## Document passage
════════
Sunday, February 26, 2012

Lies and Exaggerations

Fiction is about telling lies. And no one minds. In fact, the better you tell the lie, the more your work will be liked. And bought.

But what about the stories authors tell when they’re trying to ‘sell’ what they’ve written? I’ve often been told that I needed to sell myself in order to sell my work. I’ve heard that you need a character, that you need a persona. I’ve known writers who have done this. I’ve seen them become successful. These authors know, and I’m sure most of their readers know, that their persona is not quite identical with their real day to day self. But everyone is enjoying it.

The closest I’ve come is putting on my hat and coat and strapping on my gunbelt for a few author/ interview photos. I can’t tell if it’s helped much, but I definitely had fun doing it. I also exaggerated certain elements of my memoir, Days of Beer, for humorous effect. I think it’s pretty easy to tell where the exaggerated elements are, and there’s not a scene in there that didn’t happen pretty much as I described it. This kind of thing strikes me as an agreement between the author and the readers to enhance the enjoyment for everyone.

But what about when writers exaggerate personal accomplishments in order to create a certain impression of themselves as an expert in a given field. Perhaps they exaggerate their academic credentials, or try to claim more ‘street cred’ for themselves than they in truth have earned. I’m pretty sure I’ve seen some erotica authors claim more sexual experience than is likely to be the case. I imagine some western authors have made claims about their western experiences that aren’t 100 percent true.

Of course, at the far end of the spectrum we have writers like James Frey, who appears to have told outright lies about his experiences in his book A Million Little Pieces. Then there’s Margaret Seltzer, Stephen Glass, and Greg Mortenson. Outright liars get found out, though it’s hard to say how much it hurts their sales.

But how much exaggeration does it take of one’s personal story to cross that line into lying? How much is OK and fun, and how much is misleading readers purely for profit or pride’s sake? I wonder about this at times. What do you think?


Angie said...

For me, it's the point where it stops being a Show, with a wink and a grin, and starts being the author seriously trying to convince readers that their entertaining exaggeration is really true, even when asked directly. If we're both having fun together, then that's cool. If you've fooled me for your own profit, that's not.

To put it another way, am I willingly suspending disbelief about your authorial persona, or am I honestly convinced you're something you're not? If the latter, that's a problem, especially if your marketing of your book depends on the fake veracity your persona gives to the book itself.

There's another layer to this as well, and that's the matter of privilege. It's one thing for a gay man (who suffers under a distinct handicap in our current society) who wants an acting career to pretend to be straight in an attempt to level a playing field that's unfairly tilted against him. It'd be another thing entirely for a straight man to pretend to be gay -- appropriating the identity and oppressions that don't belong to him -- to get attention and sympathy, or to help with a publicity stunt. Or a white person who pretends to be of color, or a middle class person who pretends to come from poverty -- in those kinds of cases, the appropriation of an abjected identity by a person of privilege compounds the deception.


David J. West said...
════════
## To do
1 – Reproduce the post on lies and exaggerations between "For me, it's" and "the book itself.", inclusive.
2 – Extend the post on lies and exaggerations beyond its final line.
The listing comes from a separate source.

## Source material
════════
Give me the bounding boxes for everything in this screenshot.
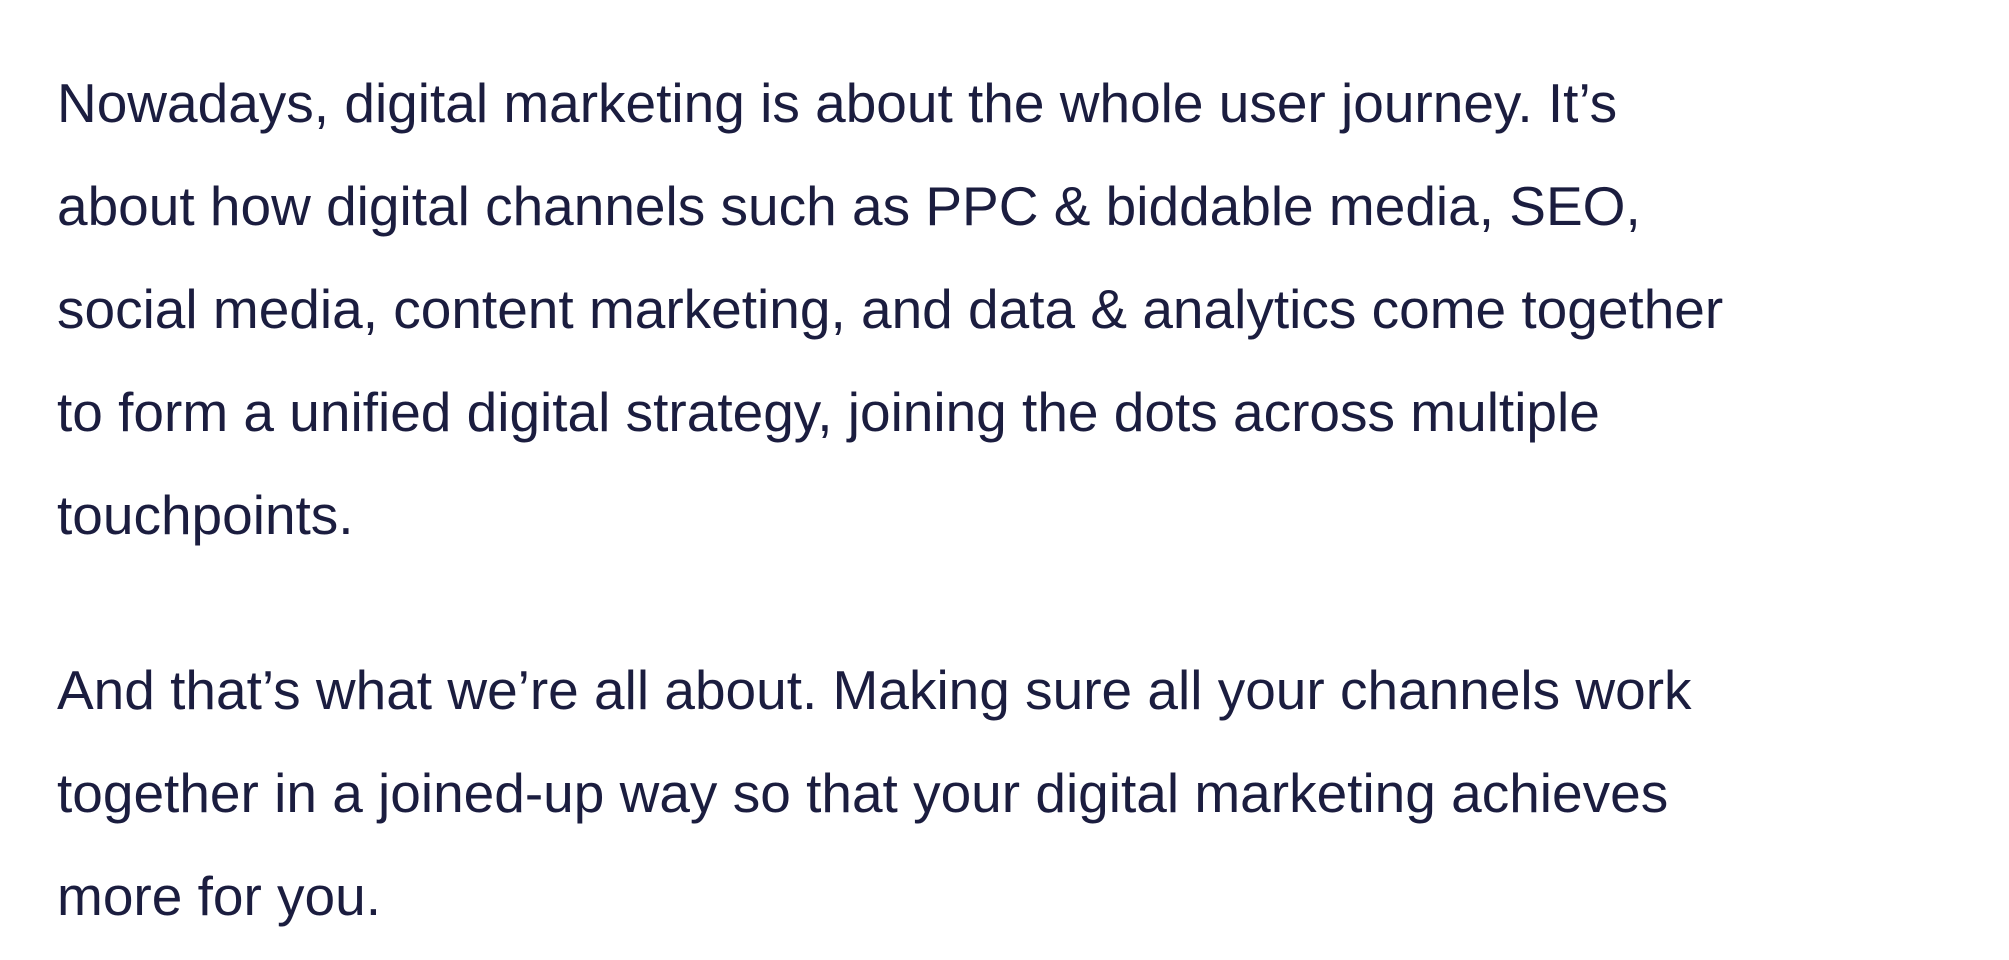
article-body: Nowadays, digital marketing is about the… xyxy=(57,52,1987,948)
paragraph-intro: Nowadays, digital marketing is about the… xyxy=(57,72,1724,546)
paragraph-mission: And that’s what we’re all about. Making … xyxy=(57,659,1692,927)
════════
## Outputs in order
1 –
For me, it's the point where it stops being a Show, with a wink and a grin, and starts being the author seriously trying to convince readers that their entertaining exaggeration is really true, even when asked directly. If we're both having fun together, then that's cool. If you've fooled me for your own profit, that's not.

To put it another way, am I willingly suspending disbelief about your authorial persona, or am I honestly convinced you're something you're not? If the latter, that's a problem, especially if your marketing of your book depends on the fake veracity your persona gives to the book itself.

2 –
I don't mind a little exageration for the stories sake, after all we all see experiences from our own perspectives-which can contrast greatly from the person beside you.

But writers like Frey who must push that "their" stories are true ought to be hung out to dry. I don't understand why they can't just stand on the merits of their own fiction writing rather than jumping on the bandwagon of this faux reality craze.

When it comes to author persona's though I like some theatric's. I know very well which authors I'd like to meet and hang out with in person-you are definetly one of them Charles.

oceangirl said...

Exaggerations like in movies I think is necessary in storytelling. But resumes, I'm not sure.

laughingwolf said...

exaggerate to make it fun[ny]; elsewise, if it makes you uncomfortable, DON'T...

those you mentioned don't have your ethics, and don't seem to care -

for myself, if i don't like them for their 'lies', i won't like them for their 'art'... not that they care whether or not i buy their stuff.... said...

Well, they say poets are often accompanied by a lyre.

In Mexico, I met a really charming man, Clifford Irving (of fake Howard Hughes biography fame). He was a liar, but great to drink with. When in my cups I fantasized he was my fronticespiece for my own work, my poetic lyre, if you will. We would brag about each other.

I guess there is some advantage to being a liar.

Before I left Mexico, I heard tell that Clifford Irving had been promoted to professor of fiction at the Instituto Allende. Hey.

Alex J. Cavanaugh said...

Lying is an art form, but certainly not one I'm good at.

Charles Gramlich said...

Angie, I agree that it’s at that point where it becomes serious and is carried out in face to face interactions that it crosses the line. I hadn’t really thought of the “privilege” aspect of it. It certainly makes it more disgusting to me when someone does that, although I had not stopped to consider why before.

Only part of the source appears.